▶ Requirement
Reproduce all of the data exactly, with no line skipped.

— Start of Records shown —

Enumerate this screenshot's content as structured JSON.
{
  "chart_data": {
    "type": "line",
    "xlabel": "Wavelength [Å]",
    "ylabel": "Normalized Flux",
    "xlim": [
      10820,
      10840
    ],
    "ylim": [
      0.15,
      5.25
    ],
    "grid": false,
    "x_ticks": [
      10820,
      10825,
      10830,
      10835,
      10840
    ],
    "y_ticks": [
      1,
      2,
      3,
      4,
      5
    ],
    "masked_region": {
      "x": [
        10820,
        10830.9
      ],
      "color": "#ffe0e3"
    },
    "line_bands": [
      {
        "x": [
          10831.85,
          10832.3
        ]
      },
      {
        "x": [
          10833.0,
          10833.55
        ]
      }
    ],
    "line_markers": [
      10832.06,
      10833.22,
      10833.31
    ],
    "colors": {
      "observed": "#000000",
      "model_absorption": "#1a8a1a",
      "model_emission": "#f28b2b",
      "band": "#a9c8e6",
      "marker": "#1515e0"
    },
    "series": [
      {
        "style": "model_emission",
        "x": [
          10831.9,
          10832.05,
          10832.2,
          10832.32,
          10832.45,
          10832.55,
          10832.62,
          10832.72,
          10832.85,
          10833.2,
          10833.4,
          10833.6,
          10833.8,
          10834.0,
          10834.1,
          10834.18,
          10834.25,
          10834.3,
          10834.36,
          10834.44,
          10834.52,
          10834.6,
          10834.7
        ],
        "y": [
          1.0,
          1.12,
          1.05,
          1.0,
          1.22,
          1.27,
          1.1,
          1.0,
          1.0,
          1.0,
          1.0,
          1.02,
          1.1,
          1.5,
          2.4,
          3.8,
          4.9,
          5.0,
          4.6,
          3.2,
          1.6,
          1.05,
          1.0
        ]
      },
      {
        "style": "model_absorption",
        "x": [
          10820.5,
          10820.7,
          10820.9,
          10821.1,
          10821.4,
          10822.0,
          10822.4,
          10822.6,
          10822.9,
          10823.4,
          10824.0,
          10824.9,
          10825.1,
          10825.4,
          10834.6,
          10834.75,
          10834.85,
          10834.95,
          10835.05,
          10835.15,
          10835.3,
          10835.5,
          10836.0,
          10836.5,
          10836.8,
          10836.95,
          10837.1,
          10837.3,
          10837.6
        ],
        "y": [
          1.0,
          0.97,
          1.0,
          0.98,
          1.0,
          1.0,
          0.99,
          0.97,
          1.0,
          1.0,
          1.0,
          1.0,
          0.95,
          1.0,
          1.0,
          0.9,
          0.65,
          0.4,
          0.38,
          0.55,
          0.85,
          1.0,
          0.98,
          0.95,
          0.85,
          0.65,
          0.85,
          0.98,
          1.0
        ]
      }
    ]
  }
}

— End of Records shown —

▶ Task result
Enumerate this screenshot's content as structured JSON.
{
  "chart_data": {
    "type": "line",
    "xlabel": "Wavelength [Å]",
    "ylabel": "Normalized Flux",
    "xlim": [
      10820,
      10840
    ],
    "ylim": [
      0.15,
      5.25
    ],
    "grid": false,
    "x_ticks": [
      10820,
      10825,
      10830,
      10835,
      10840
    ],
    "y_ticks": [
      1,
      2,
      3,
      4,
      5
    ],
    "masked_region": {
      "x": [
        10820,
        10830.9
      ],
      "color": "#ffe0e3"
    },
    "line_bands": [
      {
        "x": [
          10831.85,
          10832.3
        ]
      },
      {
        "x": [
          10833.0,
          10833.55
        ]
      }
    ],
    "line_markers": [
      10832.06,
      10833.22,
      10833.31
    ],
    "colors": {
      "observed": "#000000",
      "model_absorption": "#1a8a1a",
      "model_emission": "#f28b2b",
      "band": "#a9c8e6",
      "marker": "#1515e0"
    },
    "series": [
      {
        "style": "model_emission",
        "x": [
          10831.9,
          10832.05,
          10832.2,
          10832.32,
          10832.45,
          10832.55,
          10832.62,
          10832.72,
          10832.85,
          10833.2,
          10833.4,
          10833.6,
          10833.8,
          10834.0,
          10834.1,
          10834.18,
          10834.25,
          10834.3,
          10834.36,
          10834.44,
          10834.52,
          10834.6,
          10834.7
        ],
        "y": [
          1.0,
          1.12,
          1.05,
          1.0,
          1.22,
          1.27,
          1.1,
          1.0,
          1.0,
          1.0,
          1.0,
          1.02,
          1.1,
          1.5,
          2.4,
          3.8,
          4.9,
          5.0,
          4.6,
          3.2,
          1.6,
          1.05,
          1.0
        ]
      },
      {
        "style": "model_absorption",
        "x": [
          10820.5,
          10820.7,
          10820.9,
          10821.1,
          10821.4,
          10822.0,
          10822.4,
          10822.6,
          10822.9,
          10823.4,
          10824.0,
          10824.9,
          10825.1,
          10825.4,
          10834.6,
          10834.75,
          10834.85,
          10834.95,
          10835.05,
          10835.15,
          10835.3,
          10835.5,
          10836.0,
          10836.5,
          10836.8,
          10836.95,
          10837.1,
          10837.3,
          10837.6
        ],
        "y": [
          1.0,
          0.97,
          1.0,
          0.98,
          1.0,
          1.0,
          0.99,
          0.97,
          1.0,
          1.0,
          1.0,
          1.0,
          0.95,
          1.0,
          1.0,
          0.9,
          0.65,
          0.4,
          0.38,
          0.55,
          0.85,
          1.0,
          0.98,
          0.95,
          0.85,
          0.65,
          0.85,
          0.98,
          1.0
        ]
      }
    ]
  }
}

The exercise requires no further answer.